▸ **WRITTEN PROBLEM**: Copy out each line below that has the word "away" in it.

(Records)
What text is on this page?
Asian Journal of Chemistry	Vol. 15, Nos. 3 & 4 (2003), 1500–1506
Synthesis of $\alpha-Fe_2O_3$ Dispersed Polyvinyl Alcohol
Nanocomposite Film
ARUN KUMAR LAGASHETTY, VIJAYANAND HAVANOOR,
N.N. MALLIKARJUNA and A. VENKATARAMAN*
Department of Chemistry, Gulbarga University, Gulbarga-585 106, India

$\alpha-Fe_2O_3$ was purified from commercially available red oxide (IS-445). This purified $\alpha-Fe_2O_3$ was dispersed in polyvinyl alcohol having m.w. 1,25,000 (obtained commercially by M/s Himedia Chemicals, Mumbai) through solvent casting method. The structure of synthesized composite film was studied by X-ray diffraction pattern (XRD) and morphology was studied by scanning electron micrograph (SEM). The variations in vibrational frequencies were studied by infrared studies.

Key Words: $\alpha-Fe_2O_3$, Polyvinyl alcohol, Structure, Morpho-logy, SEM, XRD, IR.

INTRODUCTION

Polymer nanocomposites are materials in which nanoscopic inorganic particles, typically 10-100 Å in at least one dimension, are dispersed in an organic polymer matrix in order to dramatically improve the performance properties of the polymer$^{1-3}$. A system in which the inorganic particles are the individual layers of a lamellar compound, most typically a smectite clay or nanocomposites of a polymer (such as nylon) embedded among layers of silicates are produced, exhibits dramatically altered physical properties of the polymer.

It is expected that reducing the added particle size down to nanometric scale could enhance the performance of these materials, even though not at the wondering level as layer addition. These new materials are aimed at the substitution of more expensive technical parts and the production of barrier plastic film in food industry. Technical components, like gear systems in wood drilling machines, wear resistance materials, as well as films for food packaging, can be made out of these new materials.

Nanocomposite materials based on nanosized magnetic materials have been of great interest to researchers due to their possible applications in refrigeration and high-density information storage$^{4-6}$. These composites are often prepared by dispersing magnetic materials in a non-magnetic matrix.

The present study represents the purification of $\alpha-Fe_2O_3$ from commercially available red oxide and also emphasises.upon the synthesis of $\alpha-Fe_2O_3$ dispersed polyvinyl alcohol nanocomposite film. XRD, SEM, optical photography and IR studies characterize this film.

--

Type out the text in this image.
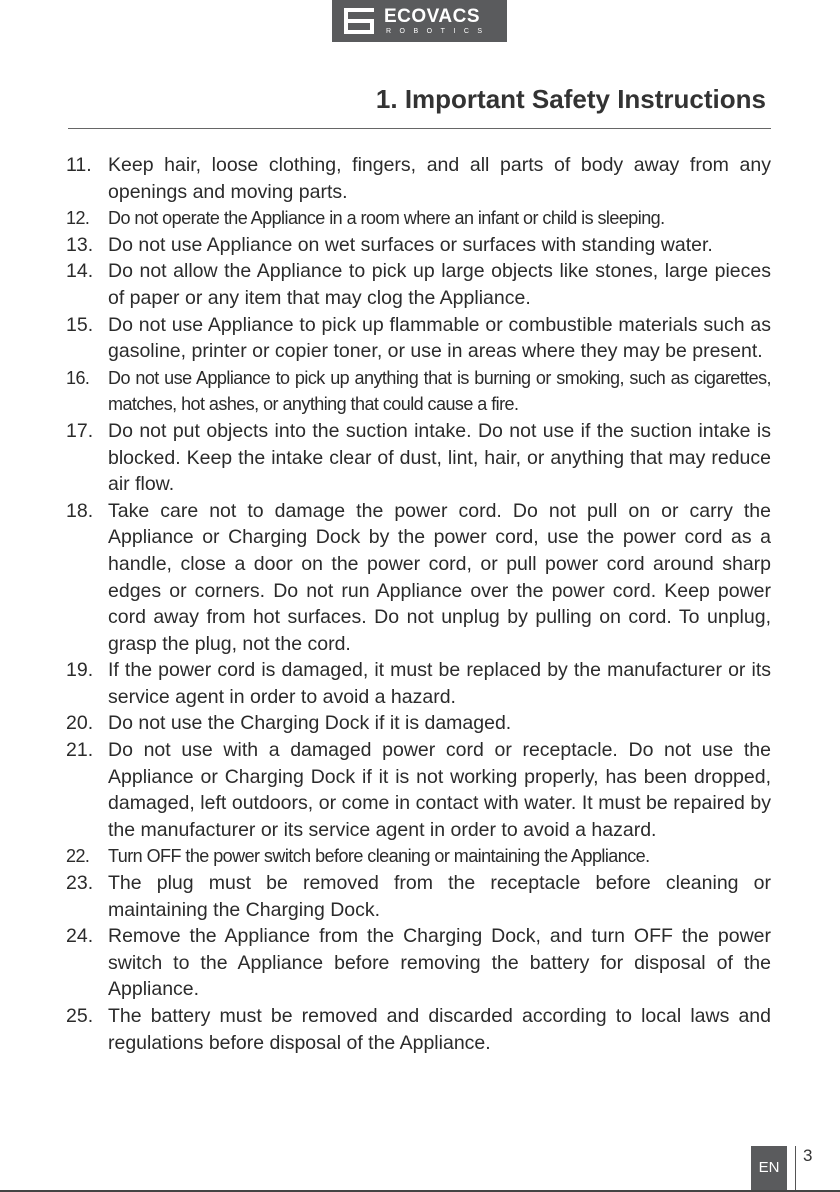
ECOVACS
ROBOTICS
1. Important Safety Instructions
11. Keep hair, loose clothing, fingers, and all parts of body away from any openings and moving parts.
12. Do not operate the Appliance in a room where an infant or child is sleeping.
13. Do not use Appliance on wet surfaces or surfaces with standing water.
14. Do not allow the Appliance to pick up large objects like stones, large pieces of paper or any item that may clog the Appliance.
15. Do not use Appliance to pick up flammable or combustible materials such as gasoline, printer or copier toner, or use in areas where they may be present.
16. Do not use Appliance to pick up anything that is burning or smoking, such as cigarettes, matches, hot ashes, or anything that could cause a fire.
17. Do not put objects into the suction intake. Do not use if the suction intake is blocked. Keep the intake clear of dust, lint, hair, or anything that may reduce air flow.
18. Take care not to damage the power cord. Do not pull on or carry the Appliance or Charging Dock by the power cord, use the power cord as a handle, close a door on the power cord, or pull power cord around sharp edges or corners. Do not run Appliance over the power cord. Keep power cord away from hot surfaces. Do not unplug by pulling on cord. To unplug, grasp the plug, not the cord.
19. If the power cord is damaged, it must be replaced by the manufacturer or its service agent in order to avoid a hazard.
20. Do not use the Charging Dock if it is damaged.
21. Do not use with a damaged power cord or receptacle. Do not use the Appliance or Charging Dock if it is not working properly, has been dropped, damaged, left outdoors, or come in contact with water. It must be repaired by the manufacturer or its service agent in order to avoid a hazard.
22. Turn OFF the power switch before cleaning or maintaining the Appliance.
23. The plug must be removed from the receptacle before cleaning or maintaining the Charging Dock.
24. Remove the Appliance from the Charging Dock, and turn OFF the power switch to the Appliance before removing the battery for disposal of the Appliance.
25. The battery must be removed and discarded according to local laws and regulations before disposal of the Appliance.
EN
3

▸ **EXPECTED ANSWER**:
11. Keep hair, loose clothing, fingers, and all parts of body away from any openings and moving parts.
18. Take care not to damage the power cord. Do not pull on or carry the Appliance or Charging Dock by the power cord, use the power cord as a handle, close a door on the power cord, or pull power cord around sharp edges or corners. Do not run Appliance over the power cord. Keep power cord away from hot surfaces. Do not unplug by pulling on cord. To unplug, grasp the plug, not the cord.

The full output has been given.